### Exercise aim
Below are the records. Gather each line that holds "text".

::::::

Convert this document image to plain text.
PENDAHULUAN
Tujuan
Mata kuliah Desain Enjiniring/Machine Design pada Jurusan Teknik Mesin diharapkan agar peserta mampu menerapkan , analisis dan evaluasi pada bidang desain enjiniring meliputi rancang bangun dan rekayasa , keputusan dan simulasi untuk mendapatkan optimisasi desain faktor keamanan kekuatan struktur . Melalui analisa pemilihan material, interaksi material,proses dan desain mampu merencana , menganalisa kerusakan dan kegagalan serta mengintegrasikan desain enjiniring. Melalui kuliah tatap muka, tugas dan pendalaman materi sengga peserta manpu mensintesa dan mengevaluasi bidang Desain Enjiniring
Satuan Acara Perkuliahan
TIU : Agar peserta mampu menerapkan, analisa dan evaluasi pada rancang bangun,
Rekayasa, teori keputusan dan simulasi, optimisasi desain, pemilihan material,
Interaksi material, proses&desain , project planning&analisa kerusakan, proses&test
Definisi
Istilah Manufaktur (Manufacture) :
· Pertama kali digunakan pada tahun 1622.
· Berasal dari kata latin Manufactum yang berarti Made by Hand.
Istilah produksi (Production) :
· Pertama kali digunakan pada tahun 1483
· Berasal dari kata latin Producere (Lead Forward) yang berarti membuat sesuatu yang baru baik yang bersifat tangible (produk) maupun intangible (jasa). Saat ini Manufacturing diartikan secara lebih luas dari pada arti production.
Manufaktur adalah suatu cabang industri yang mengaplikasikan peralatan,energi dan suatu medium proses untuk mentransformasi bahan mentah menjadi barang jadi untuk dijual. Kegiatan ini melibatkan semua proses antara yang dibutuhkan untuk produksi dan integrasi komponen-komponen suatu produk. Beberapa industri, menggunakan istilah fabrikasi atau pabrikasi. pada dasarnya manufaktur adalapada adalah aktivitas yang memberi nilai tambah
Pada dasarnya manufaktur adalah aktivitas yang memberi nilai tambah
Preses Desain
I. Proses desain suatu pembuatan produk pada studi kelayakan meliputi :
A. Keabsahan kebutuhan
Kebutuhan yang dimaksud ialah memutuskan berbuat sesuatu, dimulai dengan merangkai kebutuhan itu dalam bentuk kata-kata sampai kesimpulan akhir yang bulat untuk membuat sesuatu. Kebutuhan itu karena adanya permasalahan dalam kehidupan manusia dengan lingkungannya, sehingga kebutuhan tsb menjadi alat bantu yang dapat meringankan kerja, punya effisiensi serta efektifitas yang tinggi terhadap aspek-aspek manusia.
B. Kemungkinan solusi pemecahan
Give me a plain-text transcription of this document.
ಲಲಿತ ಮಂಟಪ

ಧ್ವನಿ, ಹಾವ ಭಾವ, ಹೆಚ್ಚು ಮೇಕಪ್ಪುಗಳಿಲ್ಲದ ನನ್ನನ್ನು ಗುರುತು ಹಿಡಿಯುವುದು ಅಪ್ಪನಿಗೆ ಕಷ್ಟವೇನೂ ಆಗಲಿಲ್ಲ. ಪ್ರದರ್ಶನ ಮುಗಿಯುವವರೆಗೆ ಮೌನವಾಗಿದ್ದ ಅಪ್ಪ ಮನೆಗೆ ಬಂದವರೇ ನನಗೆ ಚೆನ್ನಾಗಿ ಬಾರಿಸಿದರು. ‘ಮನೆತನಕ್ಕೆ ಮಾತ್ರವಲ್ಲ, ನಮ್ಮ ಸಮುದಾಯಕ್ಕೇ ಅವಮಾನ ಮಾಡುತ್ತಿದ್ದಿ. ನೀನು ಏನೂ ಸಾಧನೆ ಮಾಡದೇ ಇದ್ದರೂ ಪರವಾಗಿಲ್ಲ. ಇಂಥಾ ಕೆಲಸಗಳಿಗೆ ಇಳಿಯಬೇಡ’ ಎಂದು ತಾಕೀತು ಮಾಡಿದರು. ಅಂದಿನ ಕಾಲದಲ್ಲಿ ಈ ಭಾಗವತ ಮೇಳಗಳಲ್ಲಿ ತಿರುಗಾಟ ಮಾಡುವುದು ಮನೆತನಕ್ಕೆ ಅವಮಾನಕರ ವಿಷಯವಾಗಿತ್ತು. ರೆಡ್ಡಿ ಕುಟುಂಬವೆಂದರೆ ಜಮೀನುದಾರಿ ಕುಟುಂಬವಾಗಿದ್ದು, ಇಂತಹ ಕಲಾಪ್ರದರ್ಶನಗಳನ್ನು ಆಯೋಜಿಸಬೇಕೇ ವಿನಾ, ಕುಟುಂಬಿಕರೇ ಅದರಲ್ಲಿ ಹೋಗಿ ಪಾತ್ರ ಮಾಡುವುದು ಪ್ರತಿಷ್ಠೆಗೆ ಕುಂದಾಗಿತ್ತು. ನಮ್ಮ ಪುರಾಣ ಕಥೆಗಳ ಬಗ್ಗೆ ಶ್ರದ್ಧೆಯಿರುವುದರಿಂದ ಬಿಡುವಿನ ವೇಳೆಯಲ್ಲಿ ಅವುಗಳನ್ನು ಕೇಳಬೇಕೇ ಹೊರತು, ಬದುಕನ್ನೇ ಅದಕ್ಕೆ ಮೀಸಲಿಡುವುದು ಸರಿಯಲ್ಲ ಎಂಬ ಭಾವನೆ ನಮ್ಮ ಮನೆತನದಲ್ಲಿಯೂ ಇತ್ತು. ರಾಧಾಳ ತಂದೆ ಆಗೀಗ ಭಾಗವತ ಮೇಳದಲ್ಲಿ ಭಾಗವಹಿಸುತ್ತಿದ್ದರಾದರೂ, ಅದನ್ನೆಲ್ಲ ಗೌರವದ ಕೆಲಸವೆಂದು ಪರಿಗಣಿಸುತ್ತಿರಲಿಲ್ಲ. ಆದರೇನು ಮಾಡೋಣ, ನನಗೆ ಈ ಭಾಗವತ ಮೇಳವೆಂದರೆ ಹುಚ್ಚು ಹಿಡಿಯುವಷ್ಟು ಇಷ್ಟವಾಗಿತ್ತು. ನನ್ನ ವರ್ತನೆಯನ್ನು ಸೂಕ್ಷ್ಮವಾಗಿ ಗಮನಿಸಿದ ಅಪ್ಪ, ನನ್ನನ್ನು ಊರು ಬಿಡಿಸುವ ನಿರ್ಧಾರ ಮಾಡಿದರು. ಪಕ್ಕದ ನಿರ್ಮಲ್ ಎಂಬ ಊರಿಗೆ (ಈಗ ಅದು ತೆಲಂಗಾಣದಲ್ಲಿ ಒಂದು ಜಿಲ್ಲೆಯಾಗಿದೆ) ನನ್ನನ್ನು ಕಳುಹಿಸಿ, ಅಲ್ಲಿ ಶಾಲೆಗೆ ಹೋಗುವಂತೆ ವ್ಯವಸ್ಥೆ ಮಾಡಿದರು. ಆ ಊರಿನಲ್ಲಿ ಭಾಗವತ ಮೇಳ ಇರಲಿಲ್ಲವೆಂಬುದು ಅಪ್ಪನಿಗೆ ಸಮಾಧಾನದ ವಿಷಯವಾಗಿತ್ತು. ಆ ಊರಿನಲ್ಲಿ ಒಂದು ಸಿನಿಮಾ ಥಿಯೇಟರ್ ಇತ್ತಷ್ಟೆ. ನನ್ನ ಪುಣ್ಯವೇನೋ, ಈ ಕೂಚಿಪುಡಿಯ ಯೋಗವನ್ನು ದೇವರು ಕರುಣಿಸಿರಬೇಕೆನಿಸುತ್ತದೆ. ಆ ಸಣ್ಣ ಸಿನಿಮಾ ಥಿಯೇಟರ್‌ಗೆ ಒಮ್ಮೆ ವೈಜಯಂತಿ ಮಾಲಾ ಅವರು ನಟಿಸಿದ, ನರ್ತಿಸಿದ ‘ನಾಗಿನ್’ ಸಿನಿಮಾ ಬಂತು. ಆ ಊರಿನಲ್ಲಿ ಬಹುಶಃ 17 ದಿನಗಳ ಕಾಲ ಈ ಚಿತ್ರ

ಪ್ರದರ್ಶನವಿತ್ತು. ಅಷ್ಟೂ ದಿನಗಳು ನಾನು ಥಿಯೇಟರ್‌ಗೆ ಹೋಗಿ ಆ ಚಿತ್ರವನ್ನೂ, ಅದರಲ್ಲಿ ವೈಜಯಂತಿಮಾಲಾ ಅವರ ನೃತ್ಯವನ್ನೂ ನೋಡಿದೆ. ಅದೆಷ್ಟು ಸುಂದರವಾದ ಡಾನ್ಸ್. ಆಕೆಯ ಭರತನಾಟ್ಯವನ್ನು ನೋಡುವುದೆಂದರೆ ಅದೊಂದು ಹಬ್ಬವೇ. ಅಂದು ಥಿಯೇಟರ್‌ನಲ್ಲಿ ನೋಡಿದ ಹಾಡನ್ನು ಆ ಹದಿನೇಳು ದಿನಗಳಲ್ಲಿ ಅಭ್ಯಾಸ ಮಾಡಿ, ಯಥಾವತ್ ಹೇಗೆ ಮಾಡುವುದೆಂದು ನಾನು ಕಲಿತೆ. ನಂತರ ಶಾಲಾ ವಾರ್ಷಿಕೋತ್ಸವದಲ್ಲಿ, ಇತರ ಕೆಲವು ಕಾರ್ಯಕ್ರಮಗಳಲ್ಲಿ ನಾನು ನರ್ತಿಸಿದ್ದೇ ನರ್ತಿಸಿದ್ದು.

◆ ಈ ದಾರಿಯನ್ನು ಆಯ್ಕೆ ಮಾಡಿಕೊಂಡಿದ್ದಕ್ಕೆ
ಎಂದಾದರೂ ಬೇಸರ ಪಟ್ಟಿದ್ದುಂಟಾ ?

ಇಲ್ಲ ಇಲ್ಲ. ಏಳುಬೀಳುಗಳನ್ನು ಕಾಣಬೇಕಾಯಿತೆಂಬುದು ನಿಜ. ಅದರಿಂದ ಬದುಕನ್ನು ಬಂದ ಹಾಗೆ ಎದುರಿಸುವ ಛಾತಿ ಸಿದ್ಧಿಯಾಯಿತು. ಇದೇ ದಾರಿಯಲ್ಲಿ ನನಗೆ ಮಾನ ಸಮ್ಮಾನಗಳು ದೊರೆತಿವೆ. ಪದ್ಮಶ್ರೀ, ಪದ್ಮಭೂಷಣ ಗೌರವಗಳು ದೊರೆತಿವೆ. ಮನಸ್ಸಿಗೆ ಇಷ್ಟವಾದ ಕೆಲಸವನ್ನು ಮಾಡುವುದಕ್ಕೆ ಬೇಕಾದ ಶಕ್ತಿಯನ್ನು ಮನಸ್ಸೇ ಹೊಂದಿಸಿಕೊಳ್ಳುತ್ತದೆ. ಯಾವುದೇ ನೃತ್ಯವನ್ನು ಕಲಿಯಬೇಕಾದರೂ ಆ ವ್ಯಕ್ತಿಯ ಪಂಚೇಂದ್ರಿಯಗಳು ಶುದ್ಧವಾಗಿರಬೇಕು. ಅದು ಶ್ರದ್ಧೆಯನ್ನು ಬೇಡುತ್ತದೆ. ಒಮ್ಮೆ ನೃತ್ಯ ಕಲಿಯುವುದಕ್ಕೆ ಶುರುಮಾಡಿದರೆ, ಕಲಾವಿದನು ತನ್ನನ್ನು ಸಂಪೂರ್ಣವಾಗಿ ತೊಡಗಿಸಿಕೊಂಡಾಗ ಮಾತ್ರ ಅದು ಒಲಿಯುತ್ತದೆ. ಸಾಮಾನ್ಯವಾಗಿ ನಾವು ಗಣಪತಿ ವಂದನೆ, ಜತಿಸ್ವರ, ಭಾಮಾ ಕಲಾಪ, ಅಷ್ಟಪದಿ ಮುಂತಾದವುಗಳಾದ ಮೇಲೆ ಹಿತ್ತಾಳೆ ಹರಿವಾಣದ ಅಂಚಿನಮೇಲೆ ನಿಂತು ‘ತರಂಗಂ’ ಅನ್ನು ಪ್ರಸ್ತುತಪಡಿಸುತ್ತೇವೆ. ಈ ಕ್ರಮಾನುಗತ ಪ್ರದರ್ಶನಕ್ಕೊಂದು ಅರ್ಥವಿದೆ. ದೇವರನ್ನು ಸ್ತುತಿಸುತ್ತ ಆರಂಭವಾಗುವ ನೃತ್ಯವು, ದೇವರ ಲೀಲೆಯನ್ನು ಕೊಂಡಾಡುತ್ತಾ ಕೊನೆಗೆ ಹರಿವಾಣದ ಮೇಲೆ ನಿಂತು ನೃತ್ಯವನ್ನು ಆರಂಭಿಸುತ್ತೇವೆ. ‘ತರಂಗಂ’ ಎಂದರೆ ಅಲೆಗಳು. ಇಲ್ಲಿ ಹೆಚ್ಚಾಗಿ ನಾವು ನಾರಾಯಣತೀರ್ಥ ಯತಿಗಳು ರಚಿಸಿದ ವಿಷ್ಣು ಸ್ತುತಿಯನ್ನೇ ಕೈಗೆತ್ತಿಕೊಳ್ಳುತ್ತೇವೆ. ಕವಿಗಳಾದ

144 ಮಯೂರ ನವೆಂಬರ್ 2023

::::::

### Final result
Convert this document image to plain text.
Give me a plain-text transcription of this document.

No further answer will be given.